Selected extract:
※ ※ ※
Australia looks set to introduce a bill this week giving workers the right to disconnect. The law would allow employees to ignore “unreasonable” out of hours calls and contact from their employer and appears to have the support of the majority of senators. Prime Minister Anthony Albanese said in support of the Bill; “What we are simply saying is that someone who isn’t being paid 24 hours a day shouldn’t be penalised if they’re not online and available 24 hours a day”.
It has been estimated that Australian employees work an average of six weeks unpaid overtime each year, equating to more than $A92 billion in unpaid wages across the economy.
The Bill follows overseas trends where a number of European Union countries, including France and Spain, already have similar laws in place.
But not everyone thinks this is a good idea. Business groups in Australia have advocated strongly against the changes arguing that they fly in the face of labour market moves towards greater flexibility and are an “over reach”. This, they say, cuts both ways with employees enjoying greater freedom to work when and where they want, but at the same time being available to meet the requirements of the business when needed.
So far there does not appear to be much of a groundswell for law change of this nature in New Zealand. Further, given its focus on productivity and supporting businesses, it is unlikely to be something that the current Government considers to be a priority.
What rights then do employees have in New Zealand to refuse to engage in out of hours work activities?
The starting point is section 67C of the Employment Relations Act which requires the agreed hours of work to be specified in an employee’s employment agreement. This includes the number of guaranteed hours, the days of the week they will be worked and start and finish times. However, the section further provides that the parties may agree to flexibility in relation to when the work is performed.
※ ※ ※
Information:
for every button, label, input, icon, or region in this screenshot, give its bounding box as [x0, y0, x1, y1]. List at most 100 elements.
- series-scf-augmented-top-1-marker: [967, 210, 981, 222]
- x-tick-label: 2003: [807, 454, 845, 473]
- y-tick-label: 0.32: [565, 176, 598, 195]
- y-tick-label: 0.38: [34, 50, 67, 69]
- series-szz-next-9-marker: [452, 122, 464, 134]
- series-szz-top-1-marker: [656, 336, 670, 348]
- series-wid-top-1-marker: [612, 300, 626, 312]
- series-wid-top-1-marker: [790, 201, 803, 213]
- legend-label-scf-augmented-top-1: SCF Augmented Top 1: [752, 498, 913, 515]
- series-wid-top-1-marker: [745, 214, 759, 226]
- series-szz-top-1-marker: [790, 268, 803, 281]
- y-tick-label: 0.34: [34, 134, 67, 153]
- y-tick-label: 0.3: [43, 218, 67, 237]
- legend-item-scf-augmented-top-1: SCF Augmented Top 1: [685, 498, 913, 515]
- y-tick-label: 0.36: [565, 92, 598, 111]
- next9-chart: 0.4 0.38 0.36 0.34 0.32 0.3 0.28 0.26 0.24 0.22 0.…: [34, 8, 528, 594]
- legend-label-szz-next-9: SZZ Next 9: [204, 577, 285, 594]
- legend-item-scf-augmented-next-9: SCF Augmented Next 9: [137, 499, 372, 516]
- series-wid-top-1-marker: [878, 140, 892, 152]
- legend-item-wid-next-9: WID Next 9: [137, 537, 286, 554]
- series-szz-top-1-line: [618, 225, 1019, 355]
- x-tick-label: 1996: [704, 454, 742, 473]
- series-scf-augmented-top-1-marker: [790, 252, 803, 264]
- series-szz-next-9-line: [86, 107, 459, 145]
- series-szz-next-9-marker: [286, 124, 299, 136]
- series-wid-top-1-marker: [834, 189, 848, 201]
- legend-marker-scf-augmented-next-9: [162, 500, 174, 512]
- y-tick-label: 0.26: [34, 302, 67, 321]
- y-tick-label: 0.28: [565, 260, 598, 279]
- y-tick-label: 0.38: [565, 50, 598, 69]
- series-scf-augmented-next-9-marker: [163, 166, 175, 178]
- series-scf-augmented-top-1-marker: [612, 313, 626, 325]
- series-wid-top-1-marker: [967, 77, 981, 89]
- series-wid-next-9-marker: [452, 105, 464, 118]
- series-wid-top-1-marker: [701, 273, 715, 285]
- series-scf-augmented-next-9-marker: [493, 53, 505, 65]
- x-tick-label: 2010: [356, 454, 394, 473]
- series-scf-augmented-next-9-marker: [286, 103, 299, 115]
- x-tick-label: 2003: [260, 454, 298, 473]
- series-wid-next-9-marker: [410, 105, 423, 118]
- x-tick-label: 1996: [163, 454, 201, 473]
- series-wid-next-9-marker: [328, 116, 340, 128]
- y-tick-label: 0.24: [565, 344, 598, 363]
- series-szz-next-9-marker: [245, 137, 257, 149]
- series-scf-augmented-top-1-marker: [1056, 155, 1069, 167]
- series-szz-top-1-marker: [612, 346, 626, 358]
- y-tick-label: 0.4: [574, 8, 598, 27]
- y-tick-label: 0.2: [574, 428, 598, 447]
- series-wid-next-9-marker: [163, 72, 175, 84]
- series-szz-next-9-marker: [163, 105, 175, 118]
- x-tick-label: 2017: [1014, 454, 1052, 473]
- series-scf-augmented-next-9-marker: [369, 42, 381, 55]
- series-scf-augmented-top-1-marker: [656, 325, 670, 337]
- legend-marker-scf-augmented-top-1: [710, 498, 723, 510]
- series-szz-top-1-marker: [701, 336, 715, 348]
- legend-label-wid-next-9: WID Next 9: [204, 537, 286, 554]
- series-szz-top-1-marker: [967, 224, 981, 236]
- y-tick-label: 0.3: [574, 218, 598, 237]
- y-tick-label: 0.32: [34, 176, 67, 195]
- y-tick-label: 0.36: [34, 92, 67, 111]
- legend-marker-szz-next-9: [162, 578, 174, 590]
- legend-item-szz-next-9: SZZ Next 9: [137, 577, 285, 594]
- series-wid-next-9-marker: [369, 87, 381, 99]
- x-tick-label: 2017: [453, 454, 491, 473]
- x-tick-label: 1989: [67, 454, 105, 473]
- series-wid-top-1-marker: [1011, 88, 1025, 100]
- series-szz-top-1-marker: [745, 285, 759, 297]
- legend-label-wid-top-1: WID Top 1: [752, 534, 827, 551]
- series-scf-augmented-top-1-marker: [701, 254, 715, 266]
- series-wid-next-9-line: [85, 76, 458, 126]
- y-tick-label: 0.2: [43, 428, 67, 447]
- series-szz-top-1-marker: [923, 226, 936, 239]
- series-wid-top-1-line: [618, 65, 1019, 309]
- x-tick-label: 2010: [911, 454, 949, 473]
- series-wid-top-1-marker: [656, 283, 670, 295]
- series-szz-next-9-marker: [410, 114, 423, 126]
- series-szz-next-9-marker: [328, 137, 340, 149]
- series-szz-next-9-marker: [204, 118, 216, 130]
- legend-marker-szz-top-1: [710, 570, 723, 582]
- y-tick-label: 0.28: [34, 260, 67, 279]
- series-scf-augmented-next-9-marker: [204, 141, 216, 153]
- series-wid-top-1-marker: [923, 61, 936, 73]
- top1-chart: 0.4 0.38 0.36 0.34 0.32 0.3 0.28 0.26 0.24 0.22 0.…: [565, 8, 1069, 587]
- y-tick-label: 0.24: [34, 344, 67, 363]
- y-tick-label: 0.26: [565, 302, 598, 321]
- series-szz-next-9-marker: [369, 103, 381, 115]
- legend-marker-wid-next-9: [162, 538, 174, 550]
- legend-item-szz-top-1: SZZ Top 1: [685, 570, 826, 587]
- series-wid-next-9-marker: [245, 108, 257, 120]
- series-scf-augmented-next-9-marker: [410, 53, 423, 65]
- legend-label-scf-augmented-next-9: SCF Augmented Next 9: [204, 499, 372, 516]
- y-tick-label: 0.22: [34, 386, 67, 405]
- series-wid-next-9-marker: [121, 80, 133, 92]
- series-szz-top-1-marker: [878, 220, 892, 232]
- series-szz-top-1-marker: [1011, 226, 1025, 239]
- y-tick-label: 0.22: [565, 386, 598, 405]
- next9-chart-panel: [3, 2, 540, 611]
※ ※ ※
Problems to work on:
#1 Name every country mentioned in the passage on the right to disconnect.
#2 Copy out the passage on the right to disconnect word for word, starting at "The starting point" and ending at "work is performed.".
The listing has nothing to do with anything asked here.

Solutions:
#1 Australia, France, Spain, New Zealand

#2
The starting point is section 67C of the Employment Relations Act which requires the agreed hours of work to be specified in an employee’s employment agreement. This includes the number of guaranteed hours, the days of the week they will be worked and start and finish times. However, the section further provides that the parties may agree to flexibility in relation to when the work is performed.